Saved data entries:
START

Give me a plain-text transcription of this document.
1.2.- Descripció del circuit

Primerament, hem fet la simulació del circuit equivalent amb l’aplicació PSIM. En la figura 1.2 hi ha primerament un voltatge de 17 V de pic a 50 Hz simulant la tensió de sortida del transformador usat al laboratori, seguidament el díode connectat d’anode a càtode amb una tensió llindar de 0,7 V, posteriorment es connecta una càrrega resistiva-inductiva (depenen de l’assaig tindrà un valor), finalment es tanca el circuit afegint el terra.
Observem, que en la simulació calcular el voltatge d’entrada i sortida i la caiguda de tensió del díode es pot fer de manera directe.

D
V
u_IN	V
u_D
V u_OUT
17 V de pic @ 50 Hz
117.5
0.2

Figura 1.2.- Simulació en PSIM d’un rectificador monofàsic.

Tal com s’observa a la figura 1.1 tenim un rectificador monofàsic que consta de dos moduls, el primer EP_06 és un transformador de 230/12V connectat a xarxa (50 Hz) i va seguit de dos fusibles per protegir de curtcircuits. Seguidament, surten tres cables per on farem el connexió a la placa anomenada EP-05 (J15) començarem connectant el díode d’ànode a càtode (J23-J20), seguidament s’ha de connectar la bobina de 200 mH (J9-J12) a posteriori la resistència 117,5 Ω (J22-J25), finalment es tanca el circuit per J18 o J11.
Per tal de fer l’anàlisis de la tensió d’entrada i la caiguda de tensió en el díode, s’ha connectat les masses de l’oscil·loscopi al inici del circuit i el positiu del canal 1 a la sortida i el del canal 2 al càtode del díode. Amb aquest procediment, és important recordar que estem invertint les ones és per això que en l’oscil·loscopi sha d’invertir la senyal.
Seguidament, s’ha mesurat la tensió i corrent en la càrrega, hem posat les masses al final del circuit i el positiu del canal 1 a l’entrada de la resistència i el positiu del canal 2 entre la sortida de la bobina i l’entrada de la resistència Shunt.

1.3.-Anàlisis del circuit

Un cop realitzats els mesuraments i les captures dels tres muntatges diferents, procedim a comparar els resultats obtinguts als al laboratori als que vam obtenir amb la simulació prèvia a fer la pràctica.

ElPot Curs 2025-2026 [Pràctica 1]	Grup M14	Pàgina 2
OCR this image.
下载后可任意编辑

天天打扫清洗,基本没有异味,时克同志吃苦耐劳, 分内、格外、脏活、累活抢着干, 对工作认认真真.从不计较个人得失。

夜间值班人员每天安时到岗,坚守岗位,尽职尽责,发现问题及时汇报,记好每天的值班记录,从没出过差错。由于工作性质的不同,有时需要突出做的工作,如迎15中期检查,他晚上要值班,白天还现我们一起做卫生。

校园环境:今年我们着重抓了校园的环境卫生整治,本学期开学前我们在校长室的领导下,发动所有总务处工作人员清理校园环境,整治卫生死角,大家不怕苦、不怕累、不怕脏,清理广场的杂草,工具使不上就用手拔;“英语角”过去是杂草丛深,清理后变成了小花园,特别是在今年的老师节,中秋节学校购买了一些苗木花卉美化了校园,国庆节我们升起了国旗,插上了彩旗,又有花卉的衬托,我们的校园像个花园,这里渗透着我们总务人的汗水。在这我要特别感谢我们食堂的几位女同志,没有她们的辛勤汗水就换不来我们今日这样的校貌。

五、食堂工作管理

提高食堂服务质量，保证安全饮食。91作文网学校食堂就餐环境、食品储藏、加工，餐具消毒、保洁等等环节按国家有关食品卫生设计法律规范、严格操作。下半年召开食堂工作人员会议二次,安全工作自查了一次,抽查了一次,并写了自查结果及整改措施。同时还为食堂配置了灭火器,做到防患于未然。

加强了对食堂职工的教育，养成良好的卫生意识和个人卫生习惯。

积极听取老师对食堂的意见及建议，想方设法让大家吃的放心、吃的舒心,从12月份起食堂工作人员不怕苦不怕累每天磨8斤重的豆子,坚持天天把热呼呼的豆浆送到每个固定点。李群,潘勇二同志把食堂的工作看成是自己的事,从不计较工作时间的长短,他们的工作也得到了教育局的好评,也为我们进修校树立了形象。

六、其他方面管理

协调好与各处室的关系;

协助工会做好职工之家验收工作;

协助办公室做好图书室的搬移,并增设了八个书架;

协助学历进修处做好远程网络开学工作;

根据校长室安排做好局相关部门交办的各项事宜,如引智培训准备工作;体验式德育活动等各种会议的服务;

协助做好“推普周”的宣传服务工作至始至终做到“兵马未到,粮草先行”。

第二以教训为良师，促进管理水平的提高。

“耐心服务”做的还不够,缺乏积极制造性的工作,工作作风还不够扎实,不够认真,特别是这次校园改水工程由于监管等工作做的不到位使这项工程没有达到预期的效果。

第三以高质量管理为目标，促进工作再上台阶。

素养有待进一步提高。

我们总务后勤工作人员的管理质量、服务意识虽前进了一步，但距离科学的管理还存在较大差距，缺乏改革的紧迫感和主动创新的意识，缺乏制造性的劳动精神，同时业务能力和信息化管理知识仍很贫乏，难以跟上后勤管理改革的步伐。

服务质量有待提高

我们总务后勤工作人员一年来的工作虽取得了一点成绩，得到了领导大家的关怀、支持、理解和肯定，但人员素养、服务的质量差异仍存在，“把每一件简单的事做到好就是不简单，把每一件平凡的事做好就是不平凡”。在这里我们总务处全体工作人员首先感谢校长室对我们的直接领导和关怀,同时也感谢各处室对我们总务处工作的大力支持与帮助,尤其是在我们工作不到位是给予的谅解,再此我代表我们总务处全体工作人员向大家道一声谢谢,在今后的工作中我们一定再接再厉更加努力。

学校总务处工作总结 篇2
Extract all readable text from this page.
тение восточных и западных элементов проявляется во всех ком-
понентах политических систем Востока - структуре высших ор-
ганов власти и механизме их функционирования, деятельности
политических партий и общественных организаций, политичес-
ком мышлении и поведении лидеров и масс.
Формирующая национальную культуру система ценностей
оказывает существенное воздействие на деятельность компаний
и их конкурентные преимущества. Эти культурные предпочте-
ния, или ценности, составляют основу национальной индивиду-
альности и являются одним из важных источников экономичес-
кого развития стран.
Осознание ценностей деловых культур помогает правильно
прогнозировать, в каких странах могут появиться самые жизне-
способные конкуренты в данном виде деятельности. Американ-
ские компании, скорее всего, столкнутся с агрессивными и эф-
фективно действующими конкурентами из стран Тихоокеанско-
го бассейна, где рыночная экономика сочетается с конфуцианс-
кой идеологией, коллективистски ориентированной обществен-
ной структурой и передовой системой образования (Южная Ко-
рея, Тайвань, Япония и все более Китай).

END

• _Task to carry out_
Above are entries; state the number of lines among them that contain "политических", and nothing else.

• _Response to this exercise_
2